_DO THIS_
Tally the lines in the following entries that include the word "image"; state only the total.

Start of RECORDS FOR PROCESSING

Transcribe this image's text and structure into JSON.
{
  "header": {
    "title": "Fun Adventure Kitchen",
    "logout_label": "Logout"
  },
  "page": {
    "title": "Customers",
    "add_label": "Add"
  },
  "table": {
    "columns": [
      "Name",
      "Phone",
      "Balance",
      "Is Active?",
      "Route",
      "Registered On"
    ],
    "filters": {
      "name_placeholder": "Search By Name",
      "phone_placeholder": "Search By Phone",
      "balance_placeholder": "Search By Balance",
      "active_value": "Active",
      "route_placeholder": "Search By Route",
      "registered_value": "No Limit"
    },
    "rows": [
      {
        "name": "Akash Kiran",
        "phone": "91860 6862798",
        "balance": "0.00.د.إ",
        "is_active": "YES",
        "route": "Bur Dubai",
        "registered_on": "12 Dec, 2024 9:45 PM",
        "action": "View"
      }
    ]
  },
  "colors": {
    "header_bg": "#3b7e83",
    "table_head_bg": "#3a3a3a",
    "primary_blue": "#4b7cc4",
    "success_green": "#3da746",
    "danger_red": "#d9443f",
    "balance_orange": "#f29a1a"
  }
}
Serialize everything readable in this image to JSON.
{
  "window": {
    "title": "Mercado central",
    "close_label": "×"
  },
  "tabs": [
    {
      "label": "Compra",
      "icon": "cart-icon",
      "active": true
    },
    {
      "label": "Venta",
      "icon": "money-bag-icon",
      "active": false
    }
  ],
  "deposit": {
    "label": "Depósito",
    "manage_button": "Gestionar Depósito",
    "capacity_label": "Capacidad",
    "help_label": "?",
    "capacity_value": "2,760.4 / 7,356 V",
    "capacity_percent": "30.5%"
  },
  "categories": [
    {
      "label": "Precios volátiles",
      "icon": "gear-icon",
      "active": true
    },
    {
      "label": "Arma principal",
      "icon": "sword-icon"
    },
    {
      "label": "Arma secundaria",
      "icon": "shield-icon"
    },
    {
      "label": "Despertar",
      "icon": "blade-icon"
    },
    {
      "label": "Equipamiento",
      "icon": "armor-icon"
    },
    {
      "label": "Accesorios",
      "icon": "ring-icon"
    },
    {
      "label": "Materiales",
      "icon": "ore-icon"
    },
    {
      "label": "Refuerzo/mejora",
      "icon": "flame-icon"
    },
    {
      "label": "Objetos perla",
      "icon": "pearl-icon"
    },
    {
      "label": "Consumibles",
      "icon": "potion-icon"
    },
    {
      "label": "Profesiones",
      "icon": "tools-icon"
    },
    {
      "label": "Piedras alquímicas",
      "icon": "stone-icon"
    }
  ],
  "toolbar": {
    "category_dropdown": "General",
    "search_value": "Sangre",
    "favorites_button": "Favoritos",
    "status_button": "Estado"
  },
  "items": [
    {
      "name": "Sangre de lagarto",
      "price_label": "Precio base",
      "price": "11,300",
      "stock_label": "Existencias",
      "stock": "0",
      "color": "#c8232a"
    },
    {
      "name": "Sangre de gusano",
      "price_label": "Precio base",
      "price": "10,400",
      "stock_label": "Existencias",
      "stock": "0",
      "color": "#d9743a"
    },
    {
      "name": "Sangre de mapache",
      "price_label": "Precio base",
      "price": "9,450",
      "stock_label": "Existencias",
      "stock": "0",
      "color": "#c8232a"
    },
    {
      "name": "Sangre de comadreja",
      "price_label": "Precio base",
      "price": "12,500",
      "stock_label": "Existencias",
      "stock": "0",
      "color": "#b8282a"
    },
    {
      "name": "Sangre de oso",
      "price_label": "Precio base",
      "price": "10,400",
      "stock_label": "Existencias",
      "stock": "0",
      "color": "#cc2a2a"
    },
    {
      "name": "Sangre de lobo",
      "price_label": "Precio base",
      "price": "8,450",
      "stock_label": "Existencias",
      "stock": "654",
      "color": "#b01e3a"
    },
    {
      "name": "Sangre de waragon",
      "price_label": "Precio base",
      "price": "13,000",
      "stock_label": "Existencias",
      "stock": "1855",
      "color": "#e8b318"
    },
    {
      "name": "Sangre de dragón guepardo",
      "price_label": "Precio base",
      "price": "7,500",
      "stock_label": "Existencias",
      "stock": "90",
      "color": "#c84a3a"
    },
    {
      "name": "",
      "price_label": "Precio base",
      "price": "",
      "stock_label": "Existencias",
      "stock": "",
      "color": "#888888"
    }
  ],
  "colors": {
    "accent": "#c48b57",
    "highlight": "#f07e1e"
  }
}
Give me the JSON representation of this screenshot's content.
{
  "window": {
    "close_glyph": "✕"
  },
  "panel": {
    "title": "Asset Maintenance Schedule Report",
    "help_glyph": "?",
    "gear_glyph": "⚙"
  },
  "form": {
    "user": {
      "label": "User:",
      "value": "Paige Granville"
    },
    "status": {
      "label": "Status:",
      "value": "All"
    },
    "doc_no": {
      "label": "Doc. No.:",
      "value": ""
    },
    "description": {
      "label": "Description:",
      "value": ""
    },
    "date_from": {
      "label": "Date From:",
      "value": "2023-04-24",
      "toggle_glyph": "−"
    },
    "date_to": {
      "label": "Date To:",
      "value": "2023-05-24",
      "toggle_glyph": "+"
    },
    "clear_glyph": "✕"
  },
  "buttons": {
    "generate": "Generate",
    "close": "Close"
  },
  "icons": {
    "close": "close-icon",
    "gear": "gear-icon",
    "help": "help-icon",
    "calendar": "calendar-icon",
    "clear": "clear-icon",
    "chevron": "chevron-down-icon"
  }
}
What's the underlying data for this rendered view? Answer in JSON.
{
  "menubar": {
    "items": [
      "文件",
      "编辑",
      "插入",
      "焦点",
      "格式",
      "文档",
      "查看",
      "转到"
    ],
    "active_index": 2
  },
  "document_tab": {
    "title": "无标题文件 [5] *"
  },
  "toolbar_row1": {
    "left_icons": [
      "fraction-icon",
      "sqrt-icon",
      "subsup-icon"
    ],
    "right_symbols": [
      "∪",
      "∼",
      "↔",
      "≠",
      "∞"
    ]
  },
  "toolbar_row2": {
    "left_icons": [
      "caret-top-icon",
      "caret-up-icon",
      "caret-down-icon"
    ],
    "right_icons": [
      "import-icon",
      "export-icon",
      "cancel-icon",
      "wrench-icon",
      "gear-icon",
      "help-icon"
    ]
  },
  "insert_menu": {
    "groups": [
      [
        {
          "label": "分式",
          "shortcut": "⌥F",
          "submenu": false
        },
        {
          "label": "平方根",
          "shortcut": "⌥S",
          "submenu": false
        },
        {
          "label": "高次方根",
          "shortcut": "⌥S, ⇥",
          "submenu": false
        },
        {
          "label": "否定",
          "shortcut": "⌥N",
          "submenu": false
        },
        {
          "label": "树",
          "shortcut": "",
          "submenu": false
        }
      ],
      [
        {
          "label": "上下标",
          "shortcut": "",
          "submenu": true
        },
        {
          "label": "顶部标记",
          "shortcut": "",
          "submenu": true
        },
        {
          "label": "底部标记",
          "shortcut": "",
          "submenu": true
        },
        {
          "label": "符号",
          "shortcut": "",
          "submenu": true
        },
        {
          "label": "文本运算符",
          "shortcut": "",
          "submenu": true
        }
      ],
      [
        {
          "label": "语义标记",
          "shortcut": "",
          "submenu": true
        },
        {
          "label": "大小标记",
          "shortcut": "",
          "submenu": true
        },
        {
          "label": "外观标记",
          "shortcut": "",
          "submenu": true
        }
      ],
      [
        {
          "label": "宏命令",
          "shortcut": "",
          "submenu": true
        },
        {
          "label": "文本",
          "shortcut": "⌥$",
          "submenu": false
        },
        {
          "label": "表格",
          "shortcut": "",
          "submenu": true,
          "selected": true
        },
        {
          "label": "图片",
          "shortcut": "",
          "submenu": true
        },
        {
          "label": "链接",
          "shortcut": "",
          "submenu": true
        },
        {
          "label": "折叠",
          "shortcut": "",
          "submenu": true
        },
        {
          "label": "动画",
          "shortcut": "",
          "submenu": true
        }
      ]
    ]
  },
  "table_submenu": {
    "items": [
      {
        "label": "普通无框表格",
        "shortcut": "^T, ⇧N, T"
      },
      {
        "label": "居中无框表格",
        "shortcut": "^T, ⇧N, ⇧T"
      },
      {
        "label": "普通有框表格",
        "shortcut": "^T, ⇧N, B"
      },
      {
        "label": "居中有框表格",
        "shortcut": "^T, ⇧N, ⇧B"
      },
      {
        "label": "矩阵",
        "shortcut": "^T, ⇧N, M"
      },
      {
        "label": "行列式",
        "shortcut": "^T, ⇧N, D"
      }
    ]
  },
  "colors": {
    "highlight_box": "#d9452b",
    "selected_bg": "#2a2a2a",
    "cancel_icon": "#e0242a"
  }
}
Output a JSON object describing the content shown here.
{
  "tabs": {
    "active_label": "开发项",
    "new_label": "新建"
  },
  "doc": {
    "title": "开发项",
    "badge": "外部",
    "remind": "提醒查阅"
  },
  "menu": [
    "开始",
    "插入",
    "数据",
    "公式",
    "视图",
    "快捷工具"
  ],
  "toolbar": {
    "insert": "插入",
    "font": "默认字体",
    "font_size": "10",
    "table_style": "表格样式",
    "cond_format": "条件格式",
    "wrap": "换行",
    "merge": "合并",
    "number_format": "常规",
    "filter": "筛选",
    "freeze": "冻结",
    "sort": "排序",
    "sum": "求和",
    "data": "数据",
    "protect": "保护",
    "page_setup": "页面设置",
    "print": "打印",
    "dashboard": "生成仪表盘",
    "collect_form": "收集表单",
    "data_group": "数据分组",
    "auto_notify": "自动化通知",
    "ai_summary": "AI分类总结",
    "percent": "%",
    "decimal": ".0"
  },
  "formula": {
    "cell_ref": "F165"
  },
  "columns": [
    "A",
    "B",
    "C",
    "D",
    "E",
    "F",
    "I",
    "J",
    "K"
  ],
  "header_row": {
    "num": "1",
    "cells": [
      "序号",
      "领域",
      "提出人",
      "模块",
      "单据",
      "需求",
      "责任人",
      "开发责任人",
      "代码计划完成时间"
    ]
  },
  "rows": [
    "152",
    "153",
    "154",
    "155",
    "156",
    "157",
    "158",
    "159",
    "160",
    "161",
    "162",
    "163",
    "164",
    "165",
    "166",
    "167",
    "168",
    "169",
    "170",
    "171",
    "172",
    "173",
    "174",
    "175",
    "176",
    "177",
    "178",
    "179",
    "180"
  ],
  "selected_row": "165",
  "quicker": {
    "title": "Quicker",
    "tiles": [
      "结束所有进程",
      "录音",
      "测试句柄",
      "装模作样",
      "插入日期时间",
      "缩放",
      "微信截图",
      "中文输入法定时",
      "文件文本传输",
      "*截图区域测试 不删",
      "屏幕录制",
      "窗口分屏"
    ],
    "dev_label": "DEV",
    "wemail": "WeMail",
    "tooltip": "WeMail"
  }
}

End of RECORDS FOR PROCESSING

_WORKED ANSWER_
2